* _What needs to be done_
Copy the lines holding the word "triển", all of them.

* _Record extracts_

=====

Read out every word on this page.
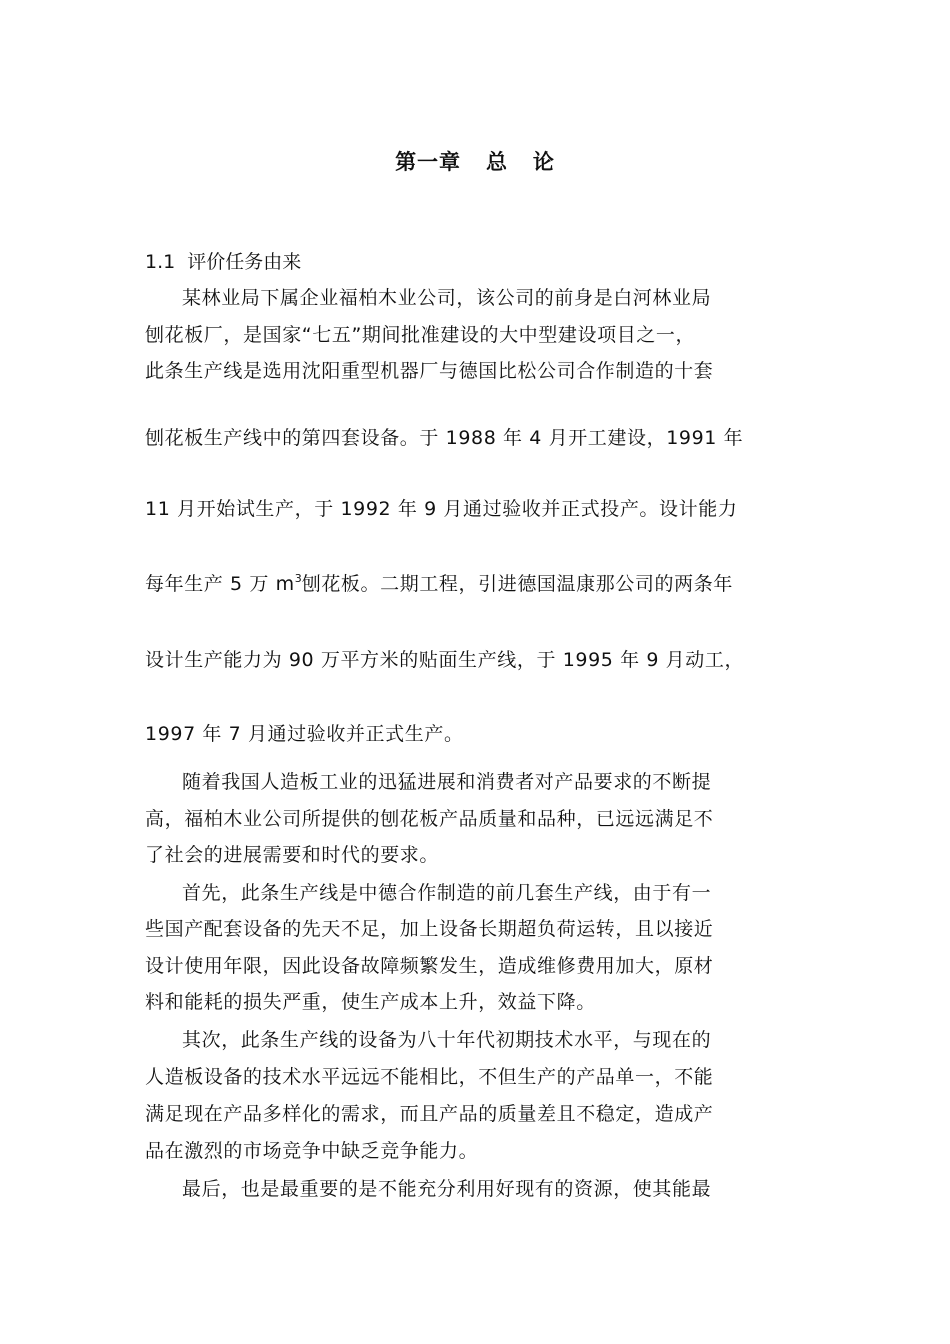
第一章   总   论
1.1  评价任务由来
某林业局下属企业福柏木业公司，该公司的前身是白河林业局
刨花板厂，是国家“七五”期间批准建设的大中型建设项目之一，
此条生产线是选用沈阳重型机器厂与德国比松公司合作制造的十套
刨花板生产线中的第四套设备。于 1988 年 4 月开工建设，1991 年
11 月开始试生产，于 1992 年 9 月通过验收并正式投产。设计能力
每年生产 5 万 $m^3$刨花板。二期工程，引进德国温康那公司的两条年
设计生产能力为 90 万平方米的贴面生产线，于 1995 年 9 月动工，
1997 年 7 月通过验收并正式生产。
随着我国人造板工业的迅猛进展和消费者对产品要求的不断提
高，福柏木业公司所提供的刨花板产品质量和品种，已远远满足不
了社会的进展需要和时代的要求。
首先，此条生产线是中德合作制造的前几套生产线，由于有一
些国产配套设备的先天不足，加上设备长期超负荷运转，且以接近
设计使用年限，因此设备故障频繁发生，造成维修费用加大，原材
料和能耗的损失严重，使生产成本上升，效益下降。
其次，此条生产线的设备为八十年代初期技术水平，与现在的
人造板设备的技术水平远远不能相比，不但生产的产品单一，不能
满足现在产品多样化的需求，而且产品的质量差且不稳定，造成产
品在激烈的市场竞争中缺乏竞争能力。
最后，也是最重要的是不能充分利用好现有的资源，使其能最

=====

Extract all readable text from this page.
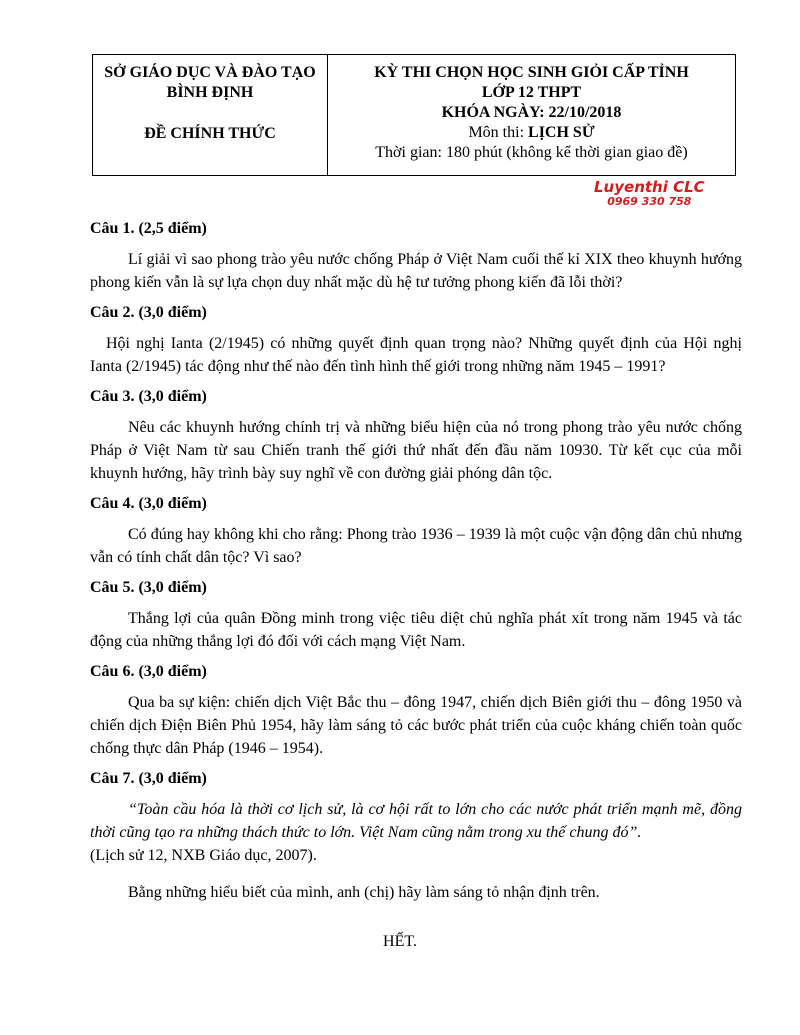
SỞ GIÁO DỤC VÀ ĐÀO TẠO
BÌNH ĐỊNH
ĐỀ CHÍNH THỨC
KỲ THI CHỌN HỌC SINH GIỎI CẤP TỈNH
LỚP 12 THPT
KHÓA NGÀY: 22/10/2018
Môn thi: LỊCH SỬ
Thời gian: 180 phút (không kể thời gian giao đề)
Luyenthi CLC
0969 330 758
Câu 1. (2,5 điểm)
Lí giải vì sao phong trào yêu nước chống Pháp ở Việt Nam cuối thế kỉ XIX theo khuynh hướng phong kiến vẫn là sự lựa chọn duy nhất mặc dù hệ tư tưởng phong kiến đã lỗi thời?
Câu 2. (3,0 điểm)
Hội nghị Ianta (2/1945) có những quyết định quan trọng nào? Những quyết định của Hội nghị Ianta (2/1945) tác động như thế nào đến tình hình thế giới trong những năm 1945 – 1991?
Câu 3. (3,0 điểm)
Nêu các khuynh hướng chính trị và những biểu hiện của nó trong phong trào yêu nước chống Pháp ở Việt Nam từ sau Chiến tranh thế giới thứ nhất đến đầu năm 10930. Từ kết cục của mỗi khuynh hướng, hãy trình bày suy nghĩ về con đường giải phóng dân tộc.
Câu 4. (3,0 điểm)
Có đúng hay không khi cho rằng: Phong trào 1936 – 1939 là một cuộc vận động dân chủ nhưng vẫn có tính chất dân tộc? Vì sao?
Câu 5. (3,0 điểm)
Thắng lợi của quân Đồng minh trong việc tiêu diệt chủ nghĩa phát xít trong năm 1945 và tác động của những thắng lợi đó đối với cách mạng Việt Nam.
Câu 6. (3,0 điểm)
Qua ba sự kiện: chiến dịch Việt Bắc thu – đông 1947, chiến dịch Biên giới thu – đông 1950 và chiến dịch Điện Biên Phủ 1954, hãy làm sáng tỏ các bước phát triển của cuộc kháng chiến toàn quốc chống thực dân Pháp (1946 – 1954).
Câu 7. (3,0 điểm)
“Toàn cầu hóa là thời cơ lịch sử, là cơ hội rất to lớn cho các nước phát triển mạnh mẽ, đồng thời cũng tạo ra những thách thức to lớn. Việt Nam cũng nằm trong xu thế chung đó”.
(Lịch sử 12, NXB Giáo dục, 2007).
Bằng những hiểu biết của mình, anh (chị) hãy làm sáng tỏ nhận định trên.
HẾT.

=====

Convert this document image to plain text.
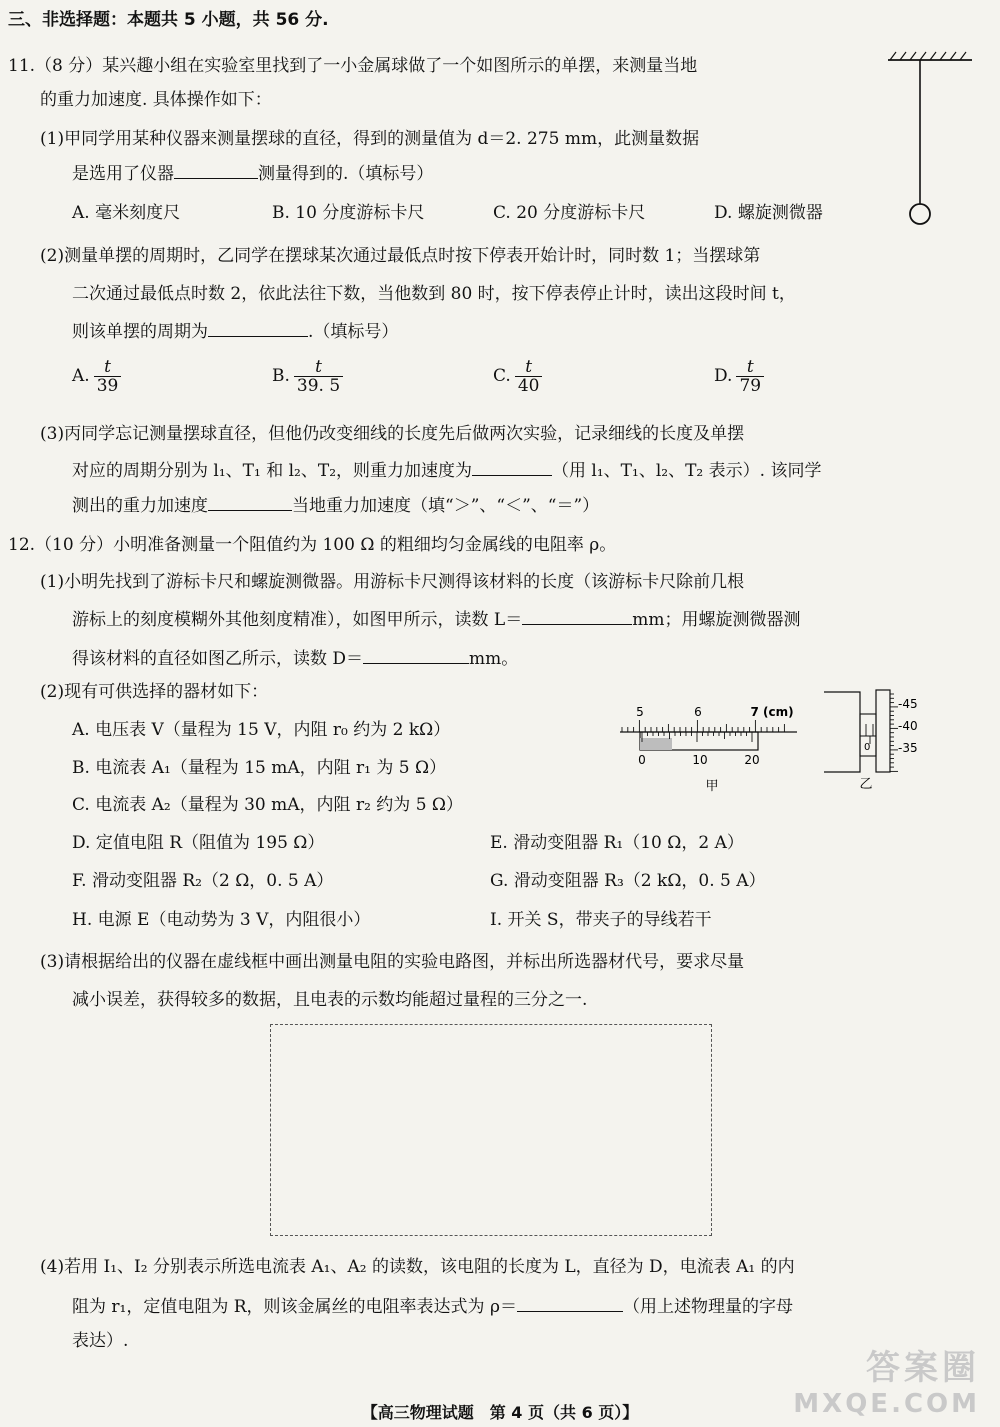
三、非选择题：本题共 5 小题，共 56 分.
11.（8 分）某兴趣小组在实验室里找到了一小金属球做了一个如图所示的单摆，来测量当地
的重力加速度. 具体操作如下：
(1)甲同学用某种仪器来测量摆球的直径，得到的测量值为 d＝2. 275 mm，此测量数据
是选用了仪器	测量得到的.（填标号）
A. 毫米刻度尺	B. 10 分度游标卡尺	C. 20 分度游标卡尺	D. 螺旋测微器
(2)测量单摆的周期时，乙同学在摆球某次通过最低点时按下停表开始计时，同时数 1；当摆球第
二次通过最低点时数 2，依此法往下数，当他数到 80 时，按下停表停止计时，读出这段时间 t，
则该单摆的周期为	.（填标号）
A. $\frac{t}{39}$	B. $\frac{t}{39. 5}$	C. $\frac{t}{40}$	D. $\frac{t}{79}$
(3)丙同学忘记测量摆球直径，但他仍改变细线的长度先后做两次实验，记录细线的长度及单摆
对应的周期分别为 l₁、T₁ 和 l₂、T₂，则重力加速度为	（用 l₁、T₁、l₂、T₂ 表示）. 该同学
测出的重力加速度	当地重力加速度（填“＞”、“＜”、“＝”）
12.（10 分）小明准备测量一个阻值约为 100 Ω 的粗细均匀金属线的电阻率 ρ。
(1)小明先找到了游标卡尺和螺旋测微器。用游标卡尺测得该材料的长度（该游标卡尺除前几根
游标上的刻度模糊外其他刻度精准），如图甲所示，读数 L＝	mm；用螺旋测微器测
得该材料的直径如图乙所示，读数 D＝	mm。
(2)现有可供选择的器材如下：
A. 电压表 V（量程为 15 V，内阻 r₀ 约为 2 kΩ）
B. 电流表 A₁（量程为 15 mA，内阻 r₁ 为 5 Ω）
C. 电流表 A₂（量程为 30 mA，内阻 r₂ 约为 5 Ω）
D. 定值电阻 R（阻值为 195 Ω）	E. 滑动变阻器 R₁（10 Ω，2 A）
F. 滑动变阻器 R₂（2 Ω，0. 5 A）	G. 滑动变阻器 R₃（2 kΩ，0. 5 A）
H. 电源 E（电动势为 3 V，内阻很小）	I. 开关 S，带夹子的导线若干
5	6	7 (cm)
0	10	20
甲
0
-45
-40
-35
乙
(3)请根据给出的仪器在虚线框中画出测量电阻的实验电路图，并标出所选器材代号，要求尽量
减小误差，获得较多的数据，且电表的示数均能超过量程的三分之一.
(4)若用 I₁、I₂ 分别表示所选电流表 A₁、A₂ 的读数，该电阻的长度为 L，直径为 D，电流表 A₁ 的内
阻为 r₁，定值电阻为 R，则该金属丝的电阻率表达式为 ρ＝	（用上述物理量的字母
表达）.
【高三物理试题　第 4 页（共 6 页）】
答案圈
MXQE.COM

=====

* _Reply to the task_
Qua ba sự kiện: chiến dịch Việt Bắc thu – đông 1947, chiến dịch Biên giới thu – đông 1950 và chiến dịch Điện Biên Phủ 1954, hãy làm sáng tỏ các bước phát triển của cuộc kháng chiến toàn quốc chống thực dân Pháp (1946 – 1954).
“Toàn cầu hóa là thời cơ lịch sử, là cơ hội rất to lớn cho các nước phát triển mạnh mẽ, đồng thời cũng tạo ra những thách thức to lớn. Việt Nam cũng nằm trong xu thế chung đó”.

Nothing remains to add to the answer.